Selected extract START

18 February 2010

Hirer is not liable for the discriminatory act of an agency worker

In May & Baker Ltd (t/a Sanofi-Aventis Pharma) v Okerago [EAT/0278/09], the EAT held that a hirer was not liable for a racist remark made by an agency worker. For example, the tribunal was not entitled to rule that the hirer was liable for the remark under s. 32 of the Race Relations Act 1976 (RRA) because the agency worker was “treated as an employee on a day-to-day basis and acted as one”. The tribunal did not establish any facts which permitted it to reach such a conclusion.

Aiding Another Person to Discriminate

Section 33 of the RRA 1976 provides that it is unlawful for a person (e.g. an employer) to knowingly aid another person (e.g. a worker) to commit an act of racial discrimination.

The EAT said that in order to knowingly aid the commitment of such an act – the employer must aid the worker to commit the act before or at the time it was committed.

Therefore, an employer’s behaviour after the discriminatory act has taken place did not amount to knowingly aiding a worker to commit such an act, e.g:

• Failing to investigate a complaint about a racist act committed by the worker.
• Allowing an environment to continue where a racist act could take place. Such an environment did not mean that the employer had collaborated with the worker to commit such an act: Anyanwu v South Bank Students' Union and South Bank University [2001] UKHL 14.

Selected extract END

In the update on hirer liability, which section of the Race Relations Act 1976 makes it unlawful to knowingly aid another person to commit an act of racial discrimination? The records that follow come from a separate source.

Excerpted data START

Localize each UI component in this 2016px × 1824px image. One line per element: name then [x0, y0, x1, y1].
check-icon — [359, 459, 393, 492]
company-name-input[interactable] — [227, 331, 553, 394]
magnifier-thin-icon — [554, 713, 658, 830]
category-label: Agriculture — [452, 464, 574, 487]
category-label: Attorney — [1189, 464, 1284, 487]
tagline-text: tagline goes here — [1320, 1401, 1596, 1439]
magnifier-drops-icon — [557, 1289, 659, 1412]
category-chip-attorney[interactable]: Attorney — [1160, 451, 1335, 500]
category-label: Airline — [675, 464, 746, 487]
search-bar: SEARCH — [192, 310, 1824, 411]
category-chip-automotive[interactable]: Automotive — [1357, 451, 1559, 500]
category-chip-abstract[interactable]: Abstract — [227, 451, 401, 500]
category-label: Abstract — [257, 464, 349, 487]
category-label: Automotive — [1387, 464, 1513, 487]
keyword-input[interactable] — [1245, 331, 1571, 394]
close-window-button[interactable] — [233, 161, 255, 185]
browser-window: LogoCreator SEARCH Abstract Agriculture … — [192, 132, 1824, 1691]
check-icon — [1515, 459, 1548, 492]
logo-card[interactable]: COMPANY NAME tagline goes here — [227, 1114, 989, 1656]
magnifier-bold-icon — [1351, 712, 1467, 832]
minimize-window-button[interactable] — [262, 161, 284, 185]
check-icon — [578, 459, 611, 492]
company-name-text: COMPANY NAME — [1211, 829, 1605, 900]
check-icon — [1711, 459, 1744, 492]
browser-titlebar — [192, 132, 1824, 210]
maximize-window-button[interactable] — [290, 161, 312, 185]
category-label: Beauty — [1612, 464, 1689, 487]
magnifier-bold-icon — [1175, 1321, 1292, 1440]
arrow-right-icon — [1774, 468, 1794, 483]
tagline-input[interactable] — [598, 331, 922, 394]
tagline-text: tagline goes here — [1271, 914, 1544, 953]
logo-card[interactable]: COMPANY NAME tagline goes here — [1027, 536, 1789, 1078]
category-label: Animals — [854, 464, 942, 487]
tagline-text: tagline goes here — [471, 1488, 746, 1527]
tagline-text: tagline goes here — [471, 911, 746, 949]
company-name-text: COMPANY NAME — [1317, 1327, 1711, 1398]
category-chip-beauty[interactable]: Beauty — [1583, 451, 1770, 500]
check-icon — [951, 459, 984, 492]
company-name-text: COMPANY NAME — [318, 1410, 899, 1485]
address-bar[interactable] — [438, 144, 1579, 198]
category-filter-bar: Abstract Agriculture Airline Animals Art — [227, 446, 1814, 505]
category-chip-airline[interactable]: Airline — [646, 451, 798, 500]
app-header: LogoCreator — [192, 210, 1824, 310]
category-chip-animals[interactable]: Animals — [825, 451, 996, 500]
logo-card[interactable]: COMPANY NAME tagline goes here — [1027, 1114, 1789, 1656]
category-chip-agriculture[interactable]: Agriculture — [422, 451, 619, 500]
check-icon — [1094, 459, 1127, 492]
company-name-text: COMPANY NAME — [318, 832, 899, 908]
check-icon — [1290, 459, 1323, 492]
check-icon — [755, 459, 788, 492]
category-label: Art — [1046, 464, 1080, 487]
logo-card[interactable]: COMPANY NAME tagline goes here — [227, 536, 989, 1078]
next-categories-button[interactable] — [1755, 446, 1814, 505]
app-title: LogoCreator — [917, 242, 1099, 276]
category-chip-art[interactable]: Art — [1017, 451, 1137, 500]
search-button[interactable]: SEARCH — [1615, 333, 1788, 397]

Excerpted data END

**Exercise answer:** Section 33.